Problem statement → Here are some records; return them all exactly.

Material →
## BEGIN

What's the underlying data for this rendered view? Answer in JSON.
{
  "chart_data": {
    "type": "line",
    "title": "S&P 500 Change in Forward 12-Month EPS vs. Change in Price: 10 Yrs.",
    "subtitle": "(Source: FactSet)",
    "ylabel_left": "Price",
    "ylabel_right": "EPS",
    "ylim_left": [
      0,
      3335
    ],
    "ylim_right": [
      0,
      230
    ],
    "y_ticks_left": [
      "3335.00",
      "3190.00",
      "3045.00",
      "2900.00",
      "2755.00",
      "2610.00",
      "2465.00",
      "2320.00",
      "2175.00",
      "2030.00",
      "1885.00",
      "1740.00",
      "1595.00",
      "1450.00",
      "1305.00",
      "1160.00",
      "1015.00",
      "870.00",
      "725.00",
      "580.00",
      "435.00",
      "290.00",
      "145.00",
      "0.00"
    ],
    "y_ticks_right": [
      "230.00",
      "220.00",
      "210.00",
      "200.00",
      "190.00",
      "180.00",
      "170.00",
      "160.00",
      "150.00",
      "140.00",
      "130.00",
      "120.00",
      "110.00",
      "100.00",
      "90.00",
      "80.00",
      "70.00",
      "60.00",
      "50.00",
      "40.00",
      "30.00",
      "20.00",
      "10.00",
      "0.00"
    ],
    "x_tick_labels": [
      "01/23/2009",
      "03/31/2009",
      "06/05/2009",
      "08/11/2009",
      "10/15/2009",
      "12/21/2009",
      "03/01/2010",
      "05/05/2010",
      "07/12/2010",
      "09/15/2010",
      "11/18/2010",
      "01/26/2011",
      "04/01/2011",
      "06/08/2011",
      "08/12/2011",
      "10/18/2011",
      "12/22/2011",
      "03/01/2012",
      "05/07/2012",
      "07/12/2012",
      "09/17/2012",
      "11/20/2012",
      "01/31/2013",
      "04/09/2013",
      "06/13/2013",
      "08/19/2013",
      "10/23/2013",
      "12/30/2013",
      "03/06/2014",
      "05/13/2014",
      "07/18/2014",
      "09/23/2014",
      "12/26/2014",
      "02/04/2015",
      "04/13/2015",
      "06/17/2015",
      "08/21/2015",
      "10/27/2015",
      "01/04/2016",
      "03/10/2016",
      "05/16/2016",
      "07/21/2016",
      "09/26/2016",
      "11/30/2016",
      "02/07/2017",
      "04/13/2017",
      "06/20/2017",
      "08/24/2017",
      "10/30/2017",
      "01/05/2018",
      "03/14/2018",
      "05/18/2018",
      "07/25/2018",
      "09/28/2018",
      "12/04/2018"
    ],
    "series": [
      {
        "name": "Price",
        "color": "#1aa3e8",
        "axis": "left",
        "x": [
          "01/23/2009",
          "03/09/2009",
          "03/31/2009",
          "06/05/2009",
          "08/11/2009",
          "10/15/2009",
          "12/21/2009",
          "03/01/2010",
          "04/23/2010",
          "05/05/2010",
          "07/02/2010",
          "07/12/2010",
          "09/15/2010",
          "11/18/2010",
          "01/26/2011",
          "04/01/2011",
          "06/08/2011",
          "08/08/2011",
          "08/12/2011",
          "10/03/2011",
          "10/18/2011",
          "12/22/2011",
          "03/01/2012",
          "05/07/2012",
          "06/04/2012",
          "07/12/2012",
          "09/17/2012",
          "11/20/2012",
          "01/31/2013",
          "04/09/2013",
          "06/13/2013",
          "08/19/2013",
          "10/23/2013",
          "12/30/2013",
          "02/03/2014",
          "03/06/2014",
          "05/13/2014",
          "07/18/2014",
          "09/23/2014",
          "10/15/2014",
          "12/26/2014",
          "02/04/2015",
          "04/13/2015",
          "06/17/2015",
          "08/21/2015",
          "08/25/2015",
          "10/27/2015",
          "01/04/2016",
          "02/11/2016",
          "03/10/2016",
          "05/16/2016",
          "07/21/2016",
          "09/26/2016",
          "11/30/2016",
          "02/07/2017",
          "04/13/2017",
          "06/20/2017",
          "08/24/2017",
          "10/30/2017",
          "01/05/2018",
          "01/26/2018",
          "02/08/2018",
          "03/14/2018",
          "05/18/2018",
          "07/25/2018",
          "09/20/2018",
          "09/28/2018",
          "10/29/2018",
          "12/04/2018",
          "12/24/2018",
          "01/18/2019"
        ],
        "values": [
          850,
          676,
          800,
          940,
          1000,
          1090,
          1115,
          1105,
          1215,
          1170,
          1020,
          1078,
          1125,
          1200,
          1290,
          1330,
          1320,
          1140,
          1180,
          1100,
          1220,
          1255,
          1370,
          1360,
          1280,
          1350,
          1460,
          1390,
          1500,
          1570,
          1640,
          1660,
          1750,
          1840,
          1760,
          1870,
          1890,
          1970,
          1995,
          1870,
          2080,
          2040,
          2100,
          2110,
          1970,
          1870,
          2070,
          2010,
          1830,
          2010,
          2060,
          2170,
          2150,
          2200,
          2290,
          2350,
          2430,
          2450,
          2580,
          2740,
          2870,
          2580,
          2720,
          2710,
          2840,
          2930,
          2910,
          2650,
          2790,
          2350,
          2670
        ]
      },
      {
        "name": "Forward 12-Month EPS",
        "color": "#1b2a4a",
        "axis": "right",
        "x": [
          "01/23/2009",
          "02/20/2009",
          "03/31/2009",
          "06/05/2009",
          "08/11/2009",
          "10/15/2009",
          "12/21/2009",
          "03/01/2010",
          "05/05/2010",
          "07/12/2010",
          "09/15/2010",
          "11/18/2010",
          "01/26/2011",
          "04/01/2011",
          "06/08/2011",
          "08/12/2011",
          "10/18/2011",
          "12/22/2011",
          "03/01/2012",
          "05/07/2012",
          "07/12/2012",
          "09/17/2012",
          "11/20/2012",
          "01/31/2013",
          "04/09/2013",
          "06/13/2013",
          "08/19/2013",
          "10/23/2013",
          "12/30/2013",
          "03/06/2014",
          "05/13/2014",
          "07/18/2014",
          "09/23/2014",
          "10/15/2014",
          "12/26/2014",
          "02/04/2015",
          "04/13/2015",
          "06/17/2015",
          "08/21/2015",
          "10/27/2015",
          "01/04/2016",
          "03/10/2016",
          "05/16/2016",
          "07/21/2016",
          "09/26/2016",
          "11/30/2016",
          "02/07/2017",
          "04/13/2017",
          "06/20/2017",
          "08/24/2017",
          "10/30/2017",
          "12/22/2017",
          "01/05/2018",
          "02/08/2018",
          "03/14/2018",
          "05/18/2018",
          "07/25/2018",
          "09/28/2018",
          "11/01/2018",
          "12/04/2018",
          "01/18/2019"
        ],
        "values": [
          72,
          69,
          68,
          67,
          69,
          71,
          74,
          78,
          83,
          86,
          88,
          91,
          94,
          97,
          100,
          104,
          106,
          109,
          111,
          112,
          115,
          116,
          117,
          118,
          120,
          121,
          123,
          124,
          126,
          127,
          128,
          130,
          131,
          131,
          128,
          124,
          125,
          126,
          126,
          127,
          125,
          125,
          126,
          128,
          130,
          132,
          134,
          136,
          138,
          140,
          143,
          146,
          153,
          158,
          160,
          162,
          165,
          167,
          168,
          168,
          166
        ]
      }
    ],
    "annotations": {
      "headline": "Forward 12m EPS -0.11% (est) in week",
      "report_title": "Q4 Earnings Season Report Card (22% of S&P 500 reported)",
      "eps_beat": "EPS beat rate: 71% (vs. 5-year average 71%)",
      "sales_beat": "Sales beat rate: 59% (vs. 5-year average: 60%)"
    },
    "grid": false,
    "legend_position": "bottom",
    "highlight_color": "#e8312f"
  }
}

## END

Solution for this exercise →
What's the underlying data for this rendered view? Answer in JSON.
{
  "chart_data": {
    "type": "line",
    "title": "S&P 500 Change in Forward 12-Month EPS vs. Change in Price: 10 Yrs.",
    "subtitle": "(Source: FactSet)",
    "ylabel_left": "Price",
    "ylabel_right": "EPS",
    "ylim_left": [
      0,
      3335
    ],
    "ylim_right": [
      0,
      230
    ],
    "y_ticks_left": [
      "3335.00",
      "3190.00",
      "3045.00",
      "2900.00",
      "2755.00",
      "2610.00",
      "2465.00",
      "2320.00",
      "2175.00",
      "2030.00",
      "1885.00",
      "1740.00",
      "1595.00",
      "1450.00",
      "1305.00",
      "1160.00",
      "1015.00",
      "870.00",
      "725.00",
      "580.00",
      "435.00",
      "290.00",
      "145.00",
      "0.00"
    ],
    "y_ticks_right": [
      "230.00",
      "220.00",
      "210.00",
      "200.00",
      "190.00",
      "180.00",
      "170.00",
      "160.00",
      "150.00",
      "140.00",
      "130.00",
      "120.00",
      "110.00",
      "100.00",
      "90.00",
      "80.00",
      "70.00",
      "60.00",
      "50.00",
      "40.00",
      "30.00",
      "20.00",
      "10.00",
      "0.00"
    ],
    "x_tick_labels": [
      "01/23/2009",
      "03/31/2009",
      "06/05/2009",
      "08/11/2009",
      "10/15/2009",
      "12/21/2009",
      "03/01/2010",
      "05/05/2010",
      "07/12/2010",
      "09/15/2010",
      "11/18/2010",
      "01/26/2011",
      "04/01/2011",
      "06/08/2011",
      "08/12/2011",
      "10/18/2011",
      "12/22/2011",
      "03/01/2012",
      "05/07/2012",
      "07/12/2012",
      "09/17/2012",
      "11/20/2012",
      "01/31/2013",
      "04/09/2013",
      "06/13/2013",
      "08/19/2013",
      "10/23/2013",
      "12/30/2013",
      "03/06/2014",
      "05/13/2014",
      "07/18/2014",
      "09/23/2014",
      "12/26/2014",
      "02/04/2015",
      "04/13/2015",
      "06/17/2015",
      "08/21/2015",
      "10/27/2015",
      "01/04/2016",
      "03/10/2016",
      "05/16/2016",
      "07/21/2016",
      "09/26/2016",
      "11/30/2016",
      "02/07/2017",
      "04/13/2017",
      "06/20/2017",
      "08/24/2017",
      "10/30/2017",
      "01/05/2018",
      "03/14/2018",
      "05/18/2018",
      "07/25/2018",
      "09/28/2018",
      "12/04/2018"
    ],
    "series": [
      {
        "name": "Price",
        "color": "#1aa3e8",
        "axis": "left",
        "x": [
          "01/23/2009",
          "03/09/2009",
          "03/31/2009",
          "06/05/2009",
          "08/11/2009",
          "10/15/2009",
          "12/21/2009",
          "03/01/2010",
          "04/23/2010",
          "05/05/2010",
          "07/02/2010",
          "07/12/2010",
          "09/15/2010",
          "11/18/2010",
          "01/26/2011",
          "04/01/2011",
          "06/08/2011",
          "08/08/2011",
          "08/12/2011",
          "10/03/2011",
          "10/18/2011",
          "12/22/2011",
          "03/01/2012",
          "05/07/2012",
          "06/04/2012",
          "07/12/2012",
          "09/17/2012",
          "11/20/2012",
          "01/31/2013",
          "04/09/2013",
          "06/13/2013",
          "08/19/2013",
          "10/23/2013",
          "12/30/2013",
          "02/03/2014",
          "03/06/2014",
          "05/13/2014",
          "07/18/2014",
          "09/23/2014",
          "10/15/2014",
          "12/26/2014",
          "02/04/2015",
          "04/13/2015",
          "06/17/2015",
          "08/21/2015",
          "08/25/2015",
          "10/27/2015",
          "01/04/2016",
          "02/11/2016",
          "03/10/2016",
          "05/16/2016",
          "07/21/2016",
          "09/26/2016",
          "11/30/2016",
          "02/07/2017",
          "04/13/2017",
          "06/20/2017",
          "08/24/2017",
          "10/30/2017",
          "01/05/2018",
          "01/26/2018",
          "02/08/2018",
          "03/14/2018",
          "05/18/2018",
          "07/25/2018",
          "09/20/2018",
          "09/28/2018",
          "10/29/2018",
          "12/04/2018",
          "12/24/2018",
          "01/18/2019"
        ],
        "values": [
          850,
          676,
          800,
          940,
          1000,
          1090,
          1115,
          1105,
          1215,
          1170,
          1020,
          1078,
          1125,
          1200,
          1290,
          1330,
          1320,
          1140,
          1180,
          1100,
          1220,
          1255,
          1370,
          1360,
          1280,
          1350,
          1460,
          1390,
          1500,
          1570,
          1640,
          1660,
          1750,
          1840,
          1760,
          1870,
          1890,
          1970,
          1995,
          1870,
          2080,
          2040,
          2100,
          2110,
          1970,
          1870,
          2070,
          2010,
          1830,
          2010,
          2060,
          2170,
          2150,
          2200,
          2290,
          2350,
          2430,
          2450,
          2580,
          2740,
          2870,
          2580,
          2720,
          2710,
          2840,
          2930,
          2910,
          2650,
          2790,
          2350,
          2670
        ]
      },
      {
        "name": "Forward 12-Month EPS",
        "color": "#1b2a4a",
        "axis": "right",
        "x": [
          "01/23/2009",
          "02/20/2009",
          "03/31/2009",
          "06/05/2009",
          "08/11/2009",
          "10/15/2009",
          "12/21/2009",
          "03/01/2010",
          "05/05/2010",
          "07/12/2010",
          "09/15/2010",
          "11/18/2010",
          "01/26/2011",
          "04/01/2011",
          "06/08/2011",
          "08/12/2011",
          "10/18/2011",
          "12/22/2011",
          "03/01/2012",
          "05/07/2012",
          "07/12/2012",
          "09/17/2012",
          "11/20/2012",
          "01/31/2013",
          "04/09/2013",
          "06/13/2013",
          "08/19/2013",
          "10/23/2013",
          "12/30/2013",
          "03/06/2014",
          "05/13/2014",
          "07/18/2014",
          "09/23/2014",
          "10/15/2014",
          "12/26/2014",
          "02/04/2015",
          "04/13/2015",
          "06/17/2015",
          "08/21/2015",
          "10/27/2015",
          "01/04/2016",
          "03/10/2016",
          "05/16/2016",
          "07/21/2016",
          "09/26/2016",
          "11/30/2016",
          "02/07/2017",
          "04/13/2017",
          "06/20/2017",
          "08/24/2017",
          "10/30/2017",
          "12/22/2017",
          "01/05/2018",
          "02/08/2018",
          "03/14/2018",
          "05/18/2018",
          "07/25/2018",
          "09/28/2018",
          "11/01/2018",
          "12/04/2018",
          "01/18/2019"
        ],
        "values": [
          72,
          69,
          68,
          67,
          69,
          71,
          74,
          78,
          83,
          86,
          88,
          91,
          94,
          97,
          100,
          104,
          106,
          109,
          111,
          112,
          115,
          116,
          117,
          118,
          120,
          121,
          123,
          124,
          126,
          127,
          128,
          130,
          131,
          131,
          128,
          124,
          125,
          126,
          126,
          127,
          125,
          125,
          126,
          128,
          130,
          132,
          134,
          136,
          138,
          140,
          143,
          146,
          153,
          158,
          160,
          162,
          165,
          167,
          168,
          168,
          166
        ]
      }
    ],
    "annotations": {
      "headline": "Forward 12m EPS -0.11% (est) in week",
      "report_title": "Q4 Earnings Season Report Card (22% of S&P 500 reported)",
      "eps_beat": "EPS beat rate: 71% (vs. 5-year average 71%)",
      "sales_beat": "Sales beat rate: 59% (vs. 5-year average: 60%)"
    },
    "grid": false,
    "legend_position": "bottom",
    "highlight_color": "#e8312f"
  }
}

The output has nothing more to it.